▶ [STATED GOAL 1] Translate this sentence from the review of the documentary Factory Complex into Spanish: "Director Im Heung-soon then slows things right down with a series of achingly beautiful and silent shots of a forgotten Cambodian ruin."
▶ [STATED GOAL 2] Write the next part of the Factory Complex review, picking up after its final sentence.

▶ [DOCUMENT PASSAGE]
Busan 2014 Review: FACTORY COMPLEX, An Artful Look At Korea's Beleaguered Workforce

Part of MKC's coverage of the 19th Busan International Film Festival

By Pierce Conran

It's no secret that workers are subjected to punishing conditions and constant humiliation in Korea, a country that has made the news recently for having the longest work hours and yet the least productivity among all OECD nations. New documentary Factory Complex, through a mixture of earnest interviews and juxtaposed, mood-setting shots, offers an involving perspective on the issue, which subtlety invokes the larger issues at play, such as how people treat each other in a highly hierarchical and patriarchal society.

Opening in a Cambodian sweatshop, which is run by a Korean conglomerate, Factory Complex examines the plight of the underpaid and overworked and within a few minutes escalates into a shocking portrait of a strike that quickly turned bloody for labor unions at the factory. Director Im Heung-soon then slows things right down with a series of achingly beautiful and silent shots of a forgotten Cambodian ruin.

After setting the mood with this gripping opening salvo, Im sets his focus on Korea, where he interviews employees in various industries, starting with textile factory laborers and moving on to increasingly more coveted jobs, starting with supermarket cashiers, film set workers, and airline hostesses. Through the talking heads, he examines the similar conditions they all face and the constant degradation they are subjected to on a daily basis.

Factory Complex benefits from a calm and focused direction that seeks not to sensationalise labor dispute milestones, which are each afforded a simple, explanatory intertitle between the segments devoted to each industry, but instead allows the information gleaned from long-suffering workers' testimonies, to speak for themselves. Punctuating the proceedings with languid photography of the highlighted work environments, either coldly fixed or ominously tracking, such as along the interminable length of the factory floor in Cambodia, Im lets his film breath and invites us to draw comparison from what we witness, yet never pushes us to a foregone conclusion.

▶ [SUPPLIED ENTRIES]
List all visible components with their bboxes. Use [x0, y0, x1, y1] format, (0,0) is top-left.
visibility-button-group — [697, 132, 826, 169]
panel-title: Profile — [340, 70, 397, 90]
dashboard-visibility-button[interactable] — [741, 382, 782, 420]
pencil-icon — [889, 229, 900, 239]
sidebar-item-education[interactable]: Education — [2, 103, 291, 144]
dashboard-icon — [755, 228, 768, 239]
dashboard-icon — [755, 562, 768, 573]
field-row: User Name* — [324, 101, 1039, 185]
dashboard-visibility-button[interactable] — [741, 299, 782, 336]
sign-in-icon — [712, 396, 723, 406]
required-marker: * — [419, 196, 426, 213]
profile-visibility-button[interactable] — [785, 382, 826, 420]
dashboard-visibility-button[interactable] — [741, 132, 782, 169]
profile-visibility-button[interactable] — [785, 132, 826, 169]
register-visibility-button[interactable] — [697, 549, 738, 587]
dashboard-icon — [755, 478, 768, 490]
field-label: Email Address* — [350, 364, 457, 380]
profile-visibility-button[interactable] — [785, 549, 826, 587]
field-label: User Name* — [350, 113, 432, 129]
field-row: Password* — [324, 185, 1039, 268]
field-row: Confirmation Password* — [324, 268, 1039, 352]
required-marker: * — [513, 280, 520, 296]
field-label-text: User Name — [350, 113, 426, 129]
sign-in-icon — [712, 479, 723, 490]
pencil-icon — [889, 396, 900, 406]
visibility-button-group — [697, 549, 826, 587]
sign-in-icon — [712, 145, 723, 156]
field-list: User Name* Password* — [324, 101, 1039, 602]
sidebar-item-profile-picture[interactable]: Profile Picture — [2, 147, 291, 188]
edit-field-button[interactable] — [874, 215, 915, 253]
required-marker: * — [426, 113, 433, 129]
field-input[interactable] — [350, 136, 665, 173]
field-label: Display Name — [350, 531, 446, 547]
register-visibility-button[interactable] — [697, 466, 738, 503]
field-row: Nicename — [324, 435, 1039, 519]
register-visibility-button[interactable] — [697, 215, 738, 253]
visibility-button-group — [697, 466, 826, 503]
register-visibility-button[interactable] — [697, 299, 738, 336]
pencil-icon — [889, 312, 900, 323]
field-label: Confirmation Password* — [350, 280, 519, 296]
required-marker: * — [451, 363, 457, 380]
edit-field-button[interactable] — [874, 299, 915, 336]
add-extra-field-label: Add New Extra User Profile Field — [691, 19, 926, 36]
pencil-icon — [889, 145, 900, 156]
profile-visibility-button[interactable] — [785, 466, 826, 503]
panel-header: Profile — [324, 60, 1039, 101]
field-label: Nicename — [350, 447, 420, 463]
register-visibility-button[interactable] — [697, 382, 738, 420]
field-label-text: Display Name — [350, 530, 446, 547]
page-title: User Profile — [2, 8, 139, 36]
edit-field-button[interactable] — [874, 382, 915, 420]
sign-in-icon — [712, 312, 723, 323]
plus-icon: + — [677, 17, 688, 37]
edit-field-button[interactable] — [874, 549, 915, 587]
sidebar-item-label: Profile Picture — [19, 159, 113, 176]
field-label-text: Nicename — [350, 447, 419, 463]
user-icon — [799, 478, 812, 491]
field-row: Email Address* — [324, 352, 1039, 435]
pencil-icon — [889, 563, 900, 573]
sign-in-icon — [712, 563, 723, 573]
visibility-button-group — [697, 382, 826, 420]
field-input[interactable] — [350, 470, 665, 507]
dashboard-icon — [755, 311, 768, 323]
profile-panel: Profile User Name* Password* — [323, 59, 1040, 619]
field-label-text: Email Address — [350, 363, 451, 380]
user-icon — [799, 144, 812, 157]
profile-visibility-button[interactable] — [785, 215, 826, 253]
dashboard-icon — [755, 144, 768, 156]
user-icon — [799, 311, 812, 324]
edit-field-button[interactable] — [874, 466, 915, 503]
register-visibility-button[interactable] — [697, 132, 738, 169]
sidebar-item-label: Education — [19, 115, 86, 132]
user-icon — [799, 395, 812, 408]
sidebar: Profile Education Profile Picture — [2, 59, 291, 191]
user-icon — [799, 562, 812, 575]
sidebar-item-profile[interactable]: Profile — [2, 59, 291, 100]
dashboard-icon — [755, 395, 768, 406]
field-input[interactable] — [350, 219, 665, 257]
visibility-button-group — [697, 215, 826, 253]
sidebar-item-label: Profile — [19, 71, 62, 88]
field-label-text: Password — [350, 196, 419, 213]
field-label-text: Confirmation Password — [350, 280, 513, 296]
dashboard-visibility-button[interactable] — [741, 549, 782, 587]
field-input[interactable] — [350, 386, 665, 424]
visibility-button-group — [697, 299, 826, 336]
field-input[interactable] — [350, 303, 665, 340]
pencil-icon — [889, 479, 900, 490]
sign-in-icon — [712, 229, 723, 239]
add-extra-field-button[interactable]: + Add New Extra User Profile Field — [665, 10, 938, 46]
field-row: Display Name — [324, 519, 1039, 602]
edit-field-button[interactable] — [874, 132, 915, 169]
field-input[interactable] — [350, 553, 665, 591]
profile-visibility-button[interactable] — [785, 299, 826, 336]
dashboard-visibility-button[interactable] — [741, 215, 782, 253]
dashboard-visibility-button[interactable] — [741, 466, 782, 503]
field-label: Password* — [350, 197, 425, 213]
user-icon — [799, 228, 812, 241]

▶ [FINAL ANSWER 1] Luego, el director Im Heung-soon ralentiza por completo el ritmo con una serie de planos silenciosos y dolorosamente hermosos de una ruina camboyana olvidada.

▶ [FINAL ANSWER 2]
Im's artistic leanings demonstrate themselves in a few key sequences, such as the moody and foreboding collection of shots taken in a night-time, underlit supermarket. Photographed by some of the overworked crew members featured earlier on and adorned with symbolic props, such as a mannequin's arm nestled among a bunch of vegetables, the images take on a surreal air. Though the film is filled with interviews, the inclusion of these ethereal visual cues mean amplifies and aerates what could otherwise have been burdened by lengthy testimonials.

Employing a similar approach and aesthetic, Im's new film resembles his debut Jeju Prayer, which premiered at the Jeonju Film Festival in 2012, in many ways. But with more relatable characters and global themes, Factory Complex is a far more accessible film. Given the images of labor riots among different sectors of Korea, it could also serve as a companion piece to another film playing at the Busan Film Festival this year, Boo Ji-young's Cart, a film dealing with the plight of part-time workers who go on strike at a supermarket.

Dealing less with fact and more with mood, Factory Complex is a documentary that uses its talking heads and lightly detailed conflicts to serve as an emblem from problems that plague the breadth of Korea's work industry, and, even more importantly, on the basic value and systems of communication and societal standing in a country whose economy has been afforded much swifter growth that its social fabric.